═══ SOURCE PASSAGE ═══
Re: [LKP] Re: [x86/mce] 1de08dccd3: will-it-scale.per_process_ops -14.1% regression

From: Mel Gorman
Date: Mon Aug 24 2020 - 12:57:39 EST


On Mon, Aug 24, 2020 at 06:12:38PM +0200, Borislav Petkov wrote:
>
> > :) Right, this is what I'm doing right now. Some test job is queued on
> > the test box, and it may needs some iterations of new patch. Hopefully we
> > can isolate some specific variable given some luck.
>
> ... yes, exactly, you need to identify the contention where this
> happens,
> causing a cacheline to bounce or a variable straddles across a
> cacheline boundary, causing the read to fetch two cachelines and thus
> causes that slowdown. And then align that var to the beginning of a
> cacheline.
>

Given the test is malloc1, it *may* be struct per_cpu_pages embedded within
per_cpu_pageset. The cache characteristics of per_cpu_pageset are terrible
because of how it mixes up zone counters and per-cpu lists. However, if
the first per_cpu_pageset is cache-aligned then every second per_cpu_pages
will be cache-aligned and half of the lists will fit in one cache line. If
the whole structure gets pushed out of alignment then all per_cpu_pages
straddle cache lines, increase the overall cache footprint and potentially
cause problems if the cache is not large enough to hold hot structures.

The misses could potentially be inferred without c2c from looking at
perf -e cache-misses on a good and bad kernel and seeing if there is a
noticable increase in misses in mm/page_alloc.c with a focus on anything
using per-cpu lists.

Whether the problem is per_cpu_pages or some other structure, it's not
struct mce's fault in all likelihood -- it's just the messenger.

--
Mel Gorman
SUSE Labs
═══ DATASET ENTRIES ═══
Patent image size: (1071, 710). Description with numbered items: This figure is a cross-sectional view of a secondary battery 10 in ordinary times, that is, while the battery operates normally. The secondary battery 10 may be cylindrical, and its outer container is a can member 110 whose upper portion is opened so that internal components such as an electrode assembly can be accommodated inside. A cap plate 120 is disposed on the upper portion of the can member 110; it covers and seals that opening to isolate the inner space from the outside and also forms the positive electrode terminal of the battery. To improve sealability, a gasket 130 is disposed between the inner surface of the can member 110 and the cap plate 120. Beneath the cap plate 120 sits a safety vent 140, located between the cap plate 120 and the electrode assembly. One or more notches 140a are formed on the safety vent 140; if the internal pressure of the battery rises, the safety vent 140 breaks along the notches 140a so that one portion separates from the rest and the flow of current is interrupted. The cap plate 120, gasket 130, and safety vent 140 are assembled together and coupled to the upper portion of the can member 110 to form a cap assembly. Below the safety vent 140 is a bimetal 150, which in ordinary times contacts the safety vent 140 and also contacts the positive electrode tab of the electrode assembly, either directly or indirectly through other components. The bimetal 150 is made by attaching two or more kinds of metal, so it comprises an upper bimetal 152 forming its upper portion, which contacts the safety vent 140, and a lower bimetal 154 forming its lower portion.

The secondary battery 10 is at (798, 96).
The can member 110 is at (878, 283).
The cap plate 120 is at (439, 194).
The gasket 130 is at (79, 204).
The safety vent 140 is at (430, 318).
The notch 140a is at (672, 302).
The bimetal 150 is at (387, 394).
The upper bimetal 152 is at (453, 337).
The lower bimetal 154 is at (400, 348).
═══
═══ DATASET ENTRIES ═══
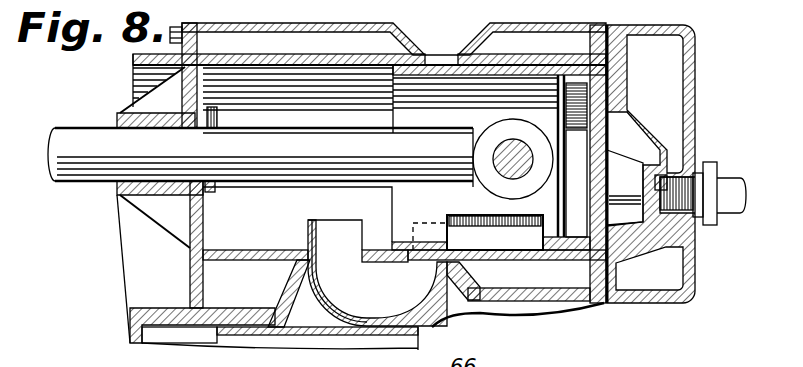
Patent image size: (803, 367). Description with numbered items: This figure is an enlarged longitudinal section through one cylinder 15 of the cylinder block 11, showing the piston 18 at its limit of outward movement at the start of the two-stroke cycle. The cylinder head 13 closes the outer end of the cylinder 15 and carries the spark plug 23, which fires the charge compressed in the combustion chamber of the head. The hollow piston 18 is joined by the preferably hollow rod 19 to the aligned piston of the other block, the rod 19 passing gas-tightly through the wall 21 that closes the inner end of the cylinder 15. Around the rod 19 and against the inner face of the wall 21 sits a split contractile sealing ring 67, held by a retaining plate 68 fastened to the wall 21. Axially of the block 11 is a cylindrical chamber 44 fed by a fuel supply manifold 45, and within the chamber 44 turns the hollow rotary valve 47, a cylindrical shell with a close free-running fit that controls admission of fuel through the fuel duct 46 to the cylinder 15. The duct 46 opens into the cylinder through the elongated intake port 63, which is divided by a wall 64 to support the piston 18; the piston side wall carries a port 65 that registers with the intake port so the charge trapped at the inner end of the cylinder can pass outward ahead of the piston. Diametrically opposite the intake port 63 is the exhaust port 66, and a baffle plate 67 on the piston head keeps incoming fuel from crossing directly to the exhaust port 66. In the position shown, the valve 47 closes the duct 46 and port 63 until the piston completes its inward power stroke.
═══
• **CHALLENGE 1**
According to the mailing-list reply, which perf event could be compared on a good and a bad kernel to infer the misses without c2c?
• **CHALLENGE 2**
List every kernel data structure that the mailing-list reply names.
The rows that come after the mailing-list reply are separate material and have nothing to do with it.

• **CORRECT RESPONSE 1**
The cache-misses event, run as perf -e cache-misses.

• **CORRECT RESPONSE 2**
- struct per_cpu_pages
- per_cpu_pageset
- struct mce